• **Requirement**: Check each line of the records below for the word "text" and copy those where it appears.

(Entries from a dataset)
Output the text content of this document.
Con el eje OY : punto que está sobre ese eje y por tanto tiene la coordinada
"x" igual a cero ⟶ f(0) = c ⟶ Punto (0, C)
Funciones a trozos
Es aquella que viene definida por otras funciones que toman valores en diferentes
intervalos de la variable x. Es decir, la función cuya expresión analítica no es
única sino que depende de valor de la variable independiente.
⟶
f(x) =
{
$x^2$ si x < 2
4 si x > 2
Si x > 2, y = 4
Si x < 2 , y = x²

---

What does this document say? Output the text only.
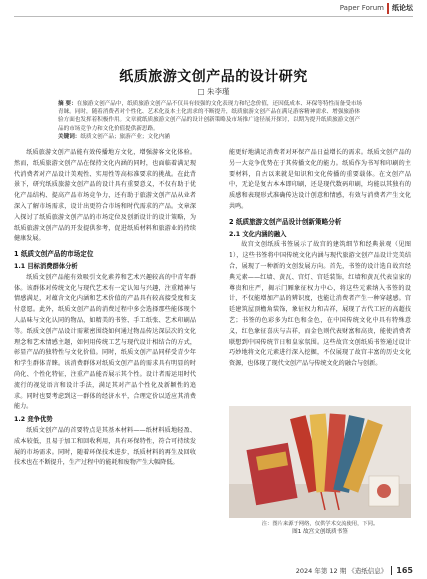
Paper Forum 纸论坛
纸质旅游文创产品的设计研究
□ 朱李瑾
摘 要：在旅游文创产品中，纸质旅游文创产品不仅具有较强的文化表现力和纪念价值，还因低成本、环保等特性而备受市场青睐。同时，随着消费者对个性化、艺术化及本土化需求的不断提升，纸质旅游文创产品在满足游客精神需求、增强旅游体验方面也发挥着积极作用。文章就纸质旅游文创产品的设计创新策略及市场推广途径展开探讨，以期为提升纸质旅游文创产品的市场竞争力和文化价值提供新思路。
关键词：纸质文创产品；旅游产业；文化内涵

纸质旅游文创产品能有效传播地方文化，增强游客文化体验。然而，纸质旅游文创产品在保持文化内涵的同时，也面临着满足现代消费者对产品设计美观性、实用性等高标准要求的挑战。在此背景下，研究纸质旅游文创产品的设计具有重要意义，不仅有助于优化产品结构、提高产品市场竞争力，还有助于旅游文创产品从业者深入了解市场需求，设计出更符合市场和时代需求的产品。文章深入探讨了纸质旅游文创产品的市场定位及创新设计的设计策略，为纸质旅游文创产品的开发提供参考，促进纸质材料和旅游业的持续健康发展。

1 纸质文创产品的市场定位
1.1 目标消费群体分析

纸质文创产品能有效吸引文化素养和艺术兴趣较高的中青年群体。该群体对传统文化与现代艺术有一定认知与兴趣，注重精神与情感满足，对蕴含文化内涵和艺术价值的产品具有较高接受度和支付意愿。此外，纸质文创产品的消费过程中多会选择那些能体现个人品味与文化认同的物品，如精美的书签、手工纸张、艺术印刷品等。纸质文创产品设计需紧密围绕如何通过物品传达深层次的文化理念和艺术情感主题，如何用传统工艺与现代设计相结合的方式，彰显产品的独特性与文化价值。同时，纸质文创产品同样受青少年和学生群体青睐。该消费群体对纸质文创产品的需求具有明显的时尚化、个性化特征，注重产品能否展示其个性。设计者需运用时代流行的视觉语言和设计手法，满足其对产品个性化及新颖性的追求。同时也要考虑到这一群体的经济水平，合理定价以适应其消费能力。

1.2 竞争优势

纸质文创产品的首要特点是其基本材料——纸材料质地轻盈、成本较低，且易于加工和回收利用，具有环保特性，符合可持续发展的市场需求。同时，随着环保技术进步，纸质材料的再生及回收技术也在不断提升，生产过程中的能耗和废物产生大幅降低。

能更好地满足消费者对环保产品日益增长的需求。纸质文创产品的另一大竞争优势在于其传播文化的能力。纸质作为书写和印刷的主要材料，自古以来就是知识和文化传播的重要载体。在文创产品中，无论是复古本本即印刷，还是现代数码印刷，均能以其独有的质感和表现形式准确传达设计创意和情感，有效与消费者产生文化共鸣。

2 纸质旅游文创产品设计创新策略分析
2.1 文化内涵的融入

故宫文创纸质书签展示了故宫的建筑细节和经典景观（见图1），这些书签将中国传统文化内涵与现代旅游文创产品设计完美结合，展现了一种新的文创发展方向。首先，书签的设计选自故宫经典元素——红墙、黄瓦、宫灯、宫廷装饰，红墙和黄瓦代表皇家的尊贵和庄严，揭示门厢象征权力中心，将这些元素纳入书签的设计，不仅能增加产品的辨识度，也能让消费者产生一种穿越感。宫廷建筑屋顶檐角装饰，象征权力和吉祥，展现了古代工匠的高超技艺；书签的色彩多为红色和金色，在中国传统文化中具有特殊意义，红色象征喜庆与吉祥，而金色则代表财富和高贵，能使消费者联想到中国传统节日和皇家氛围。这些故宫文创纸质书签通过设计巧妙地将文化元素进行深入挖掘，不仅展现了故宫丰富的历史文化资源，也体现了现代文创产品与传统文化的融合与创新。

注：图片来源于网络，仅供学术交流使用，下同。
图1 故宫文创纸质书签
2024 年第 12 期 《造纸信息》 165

---

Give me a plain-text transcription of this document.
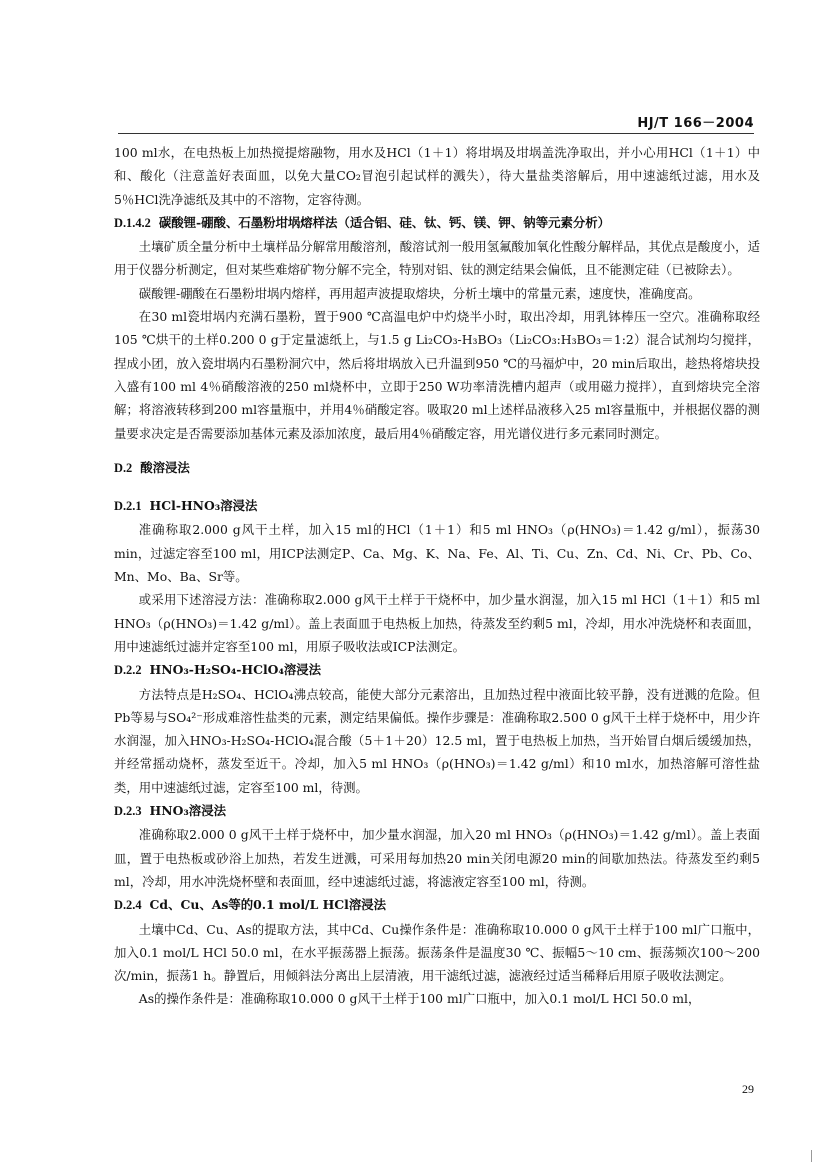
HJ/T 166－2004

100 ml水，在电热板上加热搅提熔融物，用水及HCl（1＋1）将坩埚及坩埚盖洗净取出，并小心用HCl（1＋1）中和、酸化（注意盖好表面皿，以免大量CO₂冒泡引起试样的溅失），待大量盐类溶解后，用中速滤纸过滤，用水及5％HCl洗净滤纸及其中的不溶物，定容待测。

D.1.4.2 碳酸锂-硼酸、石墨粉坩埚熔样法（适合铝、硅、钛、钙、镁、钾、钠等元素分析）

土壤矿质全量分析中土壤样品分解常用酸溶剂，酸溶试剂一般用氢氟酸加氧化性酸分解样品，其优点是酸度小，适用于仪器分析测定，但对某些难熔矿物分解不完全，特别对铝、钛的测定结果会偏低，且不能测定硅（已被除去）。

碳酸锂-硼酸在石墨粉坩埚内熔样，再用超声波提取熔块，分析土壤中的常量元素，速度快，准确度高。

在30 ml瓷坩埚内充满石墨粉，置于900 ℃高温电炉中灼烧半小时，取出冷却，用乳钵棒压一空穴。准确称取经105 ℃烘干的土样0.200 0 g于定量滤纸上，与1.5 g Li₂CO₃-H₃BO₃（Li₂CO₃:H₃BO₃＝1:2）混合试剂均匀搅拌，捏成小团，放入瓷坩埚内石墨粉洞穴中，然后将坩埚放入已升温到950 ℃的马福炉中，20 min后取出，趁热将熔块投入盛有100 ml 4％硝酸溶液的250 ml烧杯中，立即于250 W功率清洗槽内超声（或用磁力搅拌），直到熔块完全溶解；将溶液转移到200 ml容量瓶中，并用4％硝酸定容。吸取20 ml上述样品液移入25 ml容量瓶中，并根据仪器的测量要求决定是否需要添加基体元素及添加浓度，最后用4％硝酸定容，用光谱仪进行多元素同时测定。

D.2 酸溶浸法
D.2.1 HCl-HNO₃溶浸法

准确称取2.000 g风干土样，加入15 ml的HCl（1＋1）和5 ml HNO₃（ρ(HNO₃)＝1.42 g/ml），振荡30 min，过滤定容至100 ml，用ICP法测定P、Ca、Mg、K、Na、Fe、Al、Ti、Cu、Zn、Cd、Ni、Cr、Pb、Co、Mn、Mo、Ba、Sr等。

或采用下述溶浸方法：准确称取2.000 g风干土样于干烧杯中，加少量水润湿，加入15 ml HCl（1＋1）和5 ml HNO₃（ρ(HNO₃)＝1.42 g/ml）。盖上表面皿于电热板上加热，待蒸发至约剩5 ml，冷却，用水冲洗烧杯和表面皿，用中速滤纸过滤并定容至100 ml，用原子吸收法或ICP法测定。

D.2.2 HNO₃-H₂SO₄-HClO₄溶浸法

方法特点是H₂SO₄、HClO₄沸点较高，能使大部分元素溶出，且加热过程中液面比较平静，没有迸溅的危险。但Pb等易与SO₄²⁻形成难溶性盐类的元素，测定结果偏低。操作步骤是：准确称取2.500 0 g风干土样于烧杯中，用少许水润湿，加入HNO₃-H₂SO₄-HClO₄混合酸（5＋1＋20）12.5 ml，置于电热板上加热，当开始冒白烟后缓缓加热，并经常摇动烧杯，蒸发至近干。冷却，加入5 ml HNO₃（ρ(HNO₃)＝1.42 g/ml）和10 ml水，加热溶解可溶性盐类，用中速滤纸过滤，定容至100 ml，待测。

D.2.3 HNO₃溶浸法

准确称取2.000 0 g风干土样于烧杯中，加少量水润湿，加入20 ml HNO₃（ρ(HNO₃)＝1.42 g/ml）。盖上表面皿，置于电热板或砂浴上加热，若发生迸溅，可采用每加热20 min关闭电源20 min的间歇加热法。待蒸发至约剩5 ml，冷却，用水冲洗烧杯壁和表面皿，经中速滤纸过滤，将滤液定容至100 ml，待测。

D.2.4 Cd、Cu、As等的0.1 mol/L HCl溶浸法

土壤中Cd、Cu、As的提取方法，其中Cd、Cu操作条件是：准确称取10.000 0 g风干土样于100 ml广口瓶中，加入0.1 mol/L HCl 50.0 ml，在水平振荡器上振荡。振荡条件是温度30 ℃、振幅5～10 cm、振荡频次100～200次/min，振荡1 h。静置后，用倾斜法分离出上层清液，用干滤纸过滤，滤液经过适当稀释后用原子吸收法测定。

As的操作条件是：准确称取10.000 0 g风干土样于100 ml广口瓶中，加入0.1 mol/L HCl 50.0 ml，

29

• **Exercise response**:
Output the text content of this document.
What does this document say? Output the text only.
Give me a plain-text transcription of this document.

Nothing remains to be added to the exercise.